Retype all of the listing exactly, passing over any picture you find.

##########

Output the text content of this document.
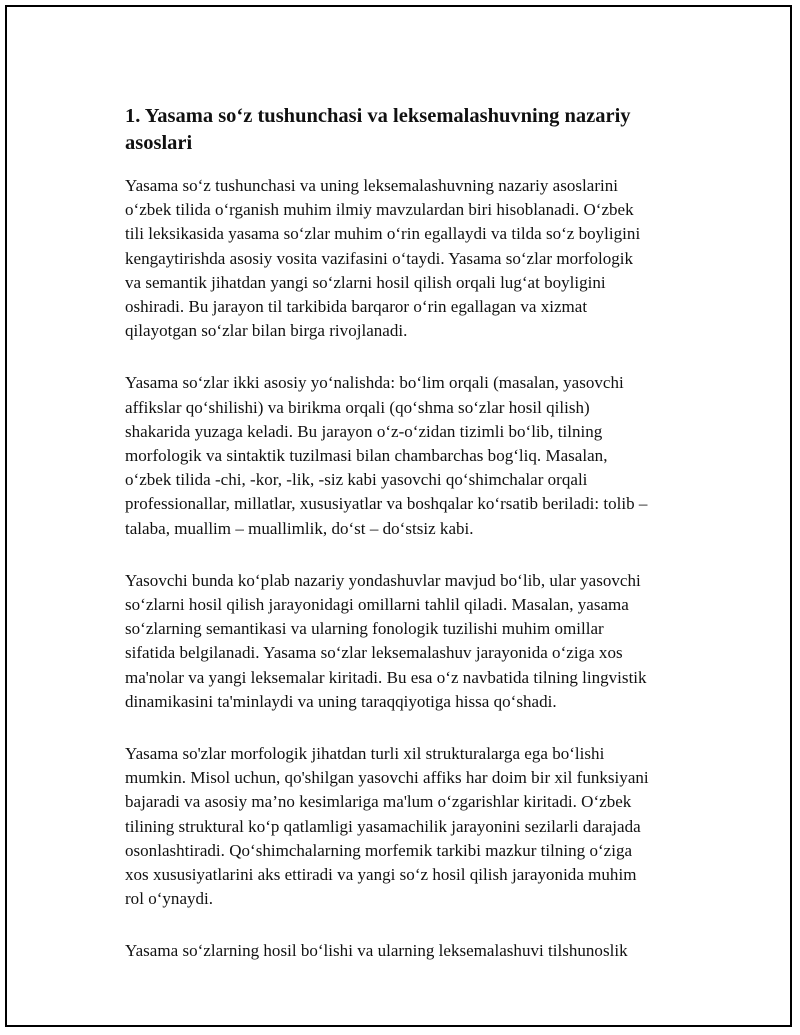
1. Yasama so‘z tushunchasi va leksemalashuvning nazariy
asoslari

Yasama so‘z tushunchasi va uning leksemalashuvning nazariy asoslarini
o‘zbek tilida o‘rganish muhim ilmiy mavzulardan biri hisoblanadi. O‘zbek
tili leksikasida yasama so‘zlar muhim o‘rin egallaydi va tilda so‘z boyligini
kengaytirishda asosiy vosita vazifasini o‘taydi. Yasama so‘zlar morfologik
va semantik jihatdan yangi so‘zlarni hosil qilish orqali lug‘at boyligini
oshiradi. Bu jarayon til tarkibida barqaror o‘rin egallagan va xizmat
qilayotgan so‘zlar bilan birga rivojlanadi.

Yasama so‘zlar ikki asosiy yo‘nalishda: bo‘lim orqali (masalan, yasovchi
affikslar qo‘shilishi) va birikma orqali (qo‘shma so‘zlar hosil qilish)
shakarida yuzaga keladi. Bu jarayon o‘z-o‘zidan tizimli bo‘lib, tilning
morfologik va sintaktik tuzilmasi bilan chambarchas bog‘liq. Masalan,
o‘zbek tilida -chi, -kor, -lik, -siz kabi yasovchi qo‘shimchalar orqali
professionallar, millatlar, xususiyatlar va boshqalar ko‘rsatib beriladi: tolib –
talaba, muallim – muallimlik, do‘st – do‘stsiz kabi.

Yasovchi bunda ko‘plab nazariy yondashuvlar mavjud bo‘lib, ular yasovchi
so‘zlarni hosil qilish jarayonidagi omillarni tahlil qiladi. Masalan, yasama
so‘zlarning semantikasi va ularning fonologik tuzilishi muhim omillar
sifatida belgilanadi. Yasama so‘zlar leksemalashuv jarayonida o‘ziga xos
ma'nolar va yangi leksemalar kiritadi. Bu esa o‘z navbatida tilning lingvistik
dinamikasini ta'minlaydi va uning taraqqiyotiga hissa qo‘shadi.

Yasama so'zlar morfologik jihatdan turli xil strukturalarga ega bo‘lishi
mumkin. Misol uchun, qo'shilgan yasovchi affiks har doim bir xil funksiyani
bajaradi va asosiy ma’no kesimlariga ma'lum o‘zgarishlar kiritadi. O‘zbek
tilining struktural ko‘p qatlamligi yasamachilik jarayonini sezilarli darajada
osonlashtiradi. Qo‘shimchalarning morfemik tarkibi mazkur tilning o‘ziga
xos xususiyatlarini aks ettiradi va yangi so‘z hosil qilish jarayonida muhim
rol o‘ynaydi.

Yasama so‘zlarning hosil bo‘lishi va ularning leksemalashuvi tilshunoslik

##########

» THE COMPLETED TASK
Output the text content of this document.
1. Yasama so‘z tushunchasi va leksemalashuvning nazariy
asoslari

Yasama so‘z tushunchasi va uning leksemalashuvning nazariy asoslarini
o‘zbek tilida o‘rganish muhim ilmiy mavzulardan biri hisoblanadi. O‘zbek
tili leksikasida yasama so‘zlar muhim o‘rin egallaydi va tilda so‘z boyligini
kengaytirishda asosiy vosita vazifasini o‘taydi. Yasama so‘zlar morfologik
va semantik jihatdan yangi so‘zlarni hosil qilish orqali lug‘at boyligini
oshiradi. Bu jarayon til tarkibida barqaror o‘rin egallagan va xizmat
qilayotgan so‘zlar bilan birga rivojlanadi.

Yasama so‘zlar ikki asosiy yo‘nalishda: bo‘lim orqali (masalan, yasovchi
affikslar qo‘shilishi) va birikma orqali (qo‘shma so‘zlar hosil qilish)
shakarida yuzaga keladi. Bu jarayon o‘z-o‘zidan tizimli bo‘lib, tilning
morfologik va sintaktik tuzilmasi bilan chambarchas bog‘liq. Masalan,
o‘zbek tilida -chi, -kor, -lik, -siz kabi yasovchi qo‘shimchalar orqali
professionallar, millatlar, xususiyatlar va boshqalar ko‘rsatib beriladi: tolib –
talaba, muallim – muallimlik, do‘st – do‘stsiz kabi.

Yasovchi bunda ko‘plab nazariy yondashuvlar mavjud bo‘lib, ular yasovchi
so‘zlarni hosil qilish jarayonidagi omillarni tahlil qiladi. Masalan, yasama
so‘zlarning semantikasi va ularning fonologik tuzilishi muhim omillar
sifatida belgilanadi. Yasama so‘zlar leksemalashuv jarayonida o‘ziga xos
ma'nolar va yangi leksemalar kiritadi. Bu esa o‘z navbatida tilning lingvistik
dinamikasini ta'minlaydi va uning taraqqiyotiga hissa qo‘shadi.

Yasama so'zlar morfologik jihatdan turli xil strukturalarga ega bo‘lishi
mumkin. Misol uchun, qo'shilgan yasovchi affiks har doim bir xil funksiyani
bajaradi va asosiy ma’no kesimlariga ma'lum o‘zgarishlar kiritadi. O‘zbek
tilining struktural ko‘p qatlamligi yasamachilik jarayonini sezilarli darajada
osonlashtiradi. Qo‘shimchalarning morfemik tarkibi mazkur tilning o‘ziga
xos xususiyatlarini aks ettiradi va yangi so‘z hosil qilish jarayonida muhim
rol o‘ynaydi.

Yasama so‘zlarning hosil bo‘lishi va ularning leksemalashuvi tilshunoslik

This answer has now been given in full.